* Stated goal: Where a line holds "本题考查", copy it.
--- start ---
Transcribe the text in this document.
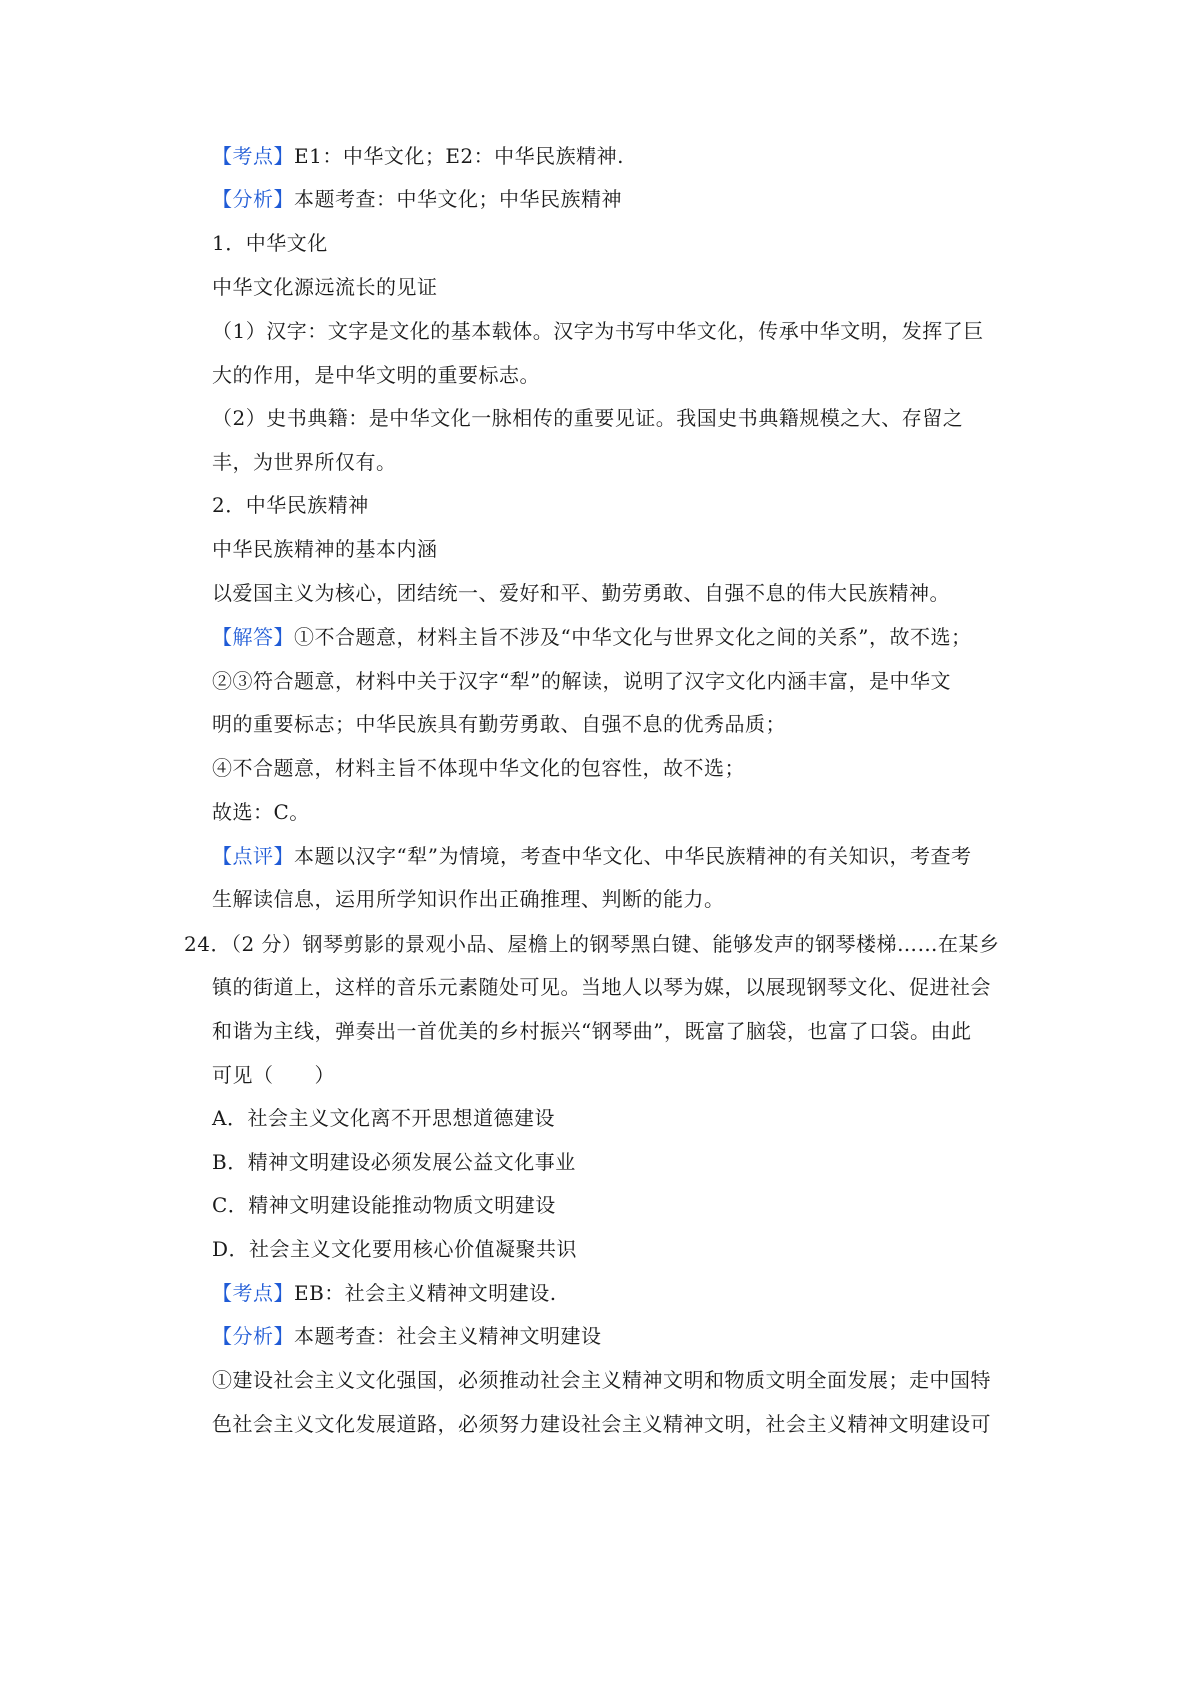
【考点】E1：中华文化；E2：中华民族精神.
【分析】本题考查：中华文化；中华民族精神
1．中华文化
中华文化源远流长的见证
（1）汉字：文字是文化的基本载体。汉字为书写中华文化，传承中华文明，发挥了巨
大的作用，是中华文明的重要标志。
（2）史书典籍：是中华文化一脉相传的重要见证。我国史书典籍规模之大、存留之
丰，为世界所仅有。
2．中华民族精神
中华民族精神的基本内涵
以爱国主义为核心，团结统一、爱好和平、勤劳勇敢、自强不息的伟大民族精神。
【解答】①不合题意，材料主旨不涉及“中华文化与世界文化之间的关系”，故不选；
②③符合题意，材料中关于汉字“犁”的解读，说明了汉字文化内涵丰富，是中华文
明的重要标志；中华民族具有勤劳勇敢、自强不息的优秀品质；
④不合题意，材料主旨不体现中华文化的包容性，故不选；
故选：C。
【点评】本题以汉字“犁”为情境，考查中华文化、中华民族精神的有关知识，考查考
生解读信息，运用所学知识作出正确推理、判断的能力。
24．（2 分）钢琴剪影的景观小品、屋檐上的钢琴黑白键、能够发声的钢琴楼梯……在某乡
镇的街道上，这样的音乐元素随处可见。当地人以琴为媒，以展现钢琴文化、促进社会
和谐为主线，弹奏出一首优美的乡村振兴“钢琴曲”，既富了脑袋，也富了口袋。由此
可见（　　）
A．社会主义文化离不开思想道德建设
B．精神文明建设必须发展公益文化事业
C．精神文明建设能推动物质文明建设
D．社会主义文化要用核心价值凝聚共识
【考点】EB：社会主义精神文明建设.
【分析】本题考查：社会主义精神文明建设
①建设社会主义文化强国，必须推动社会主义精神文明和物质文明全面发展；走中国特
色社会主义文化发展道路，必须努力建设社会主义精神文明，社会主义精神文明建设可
--- end ---
* Solution for this exercise:
【分析】本题考查：中华文化；中华民族精神
【分析】本题考查：社会主义精神文明建设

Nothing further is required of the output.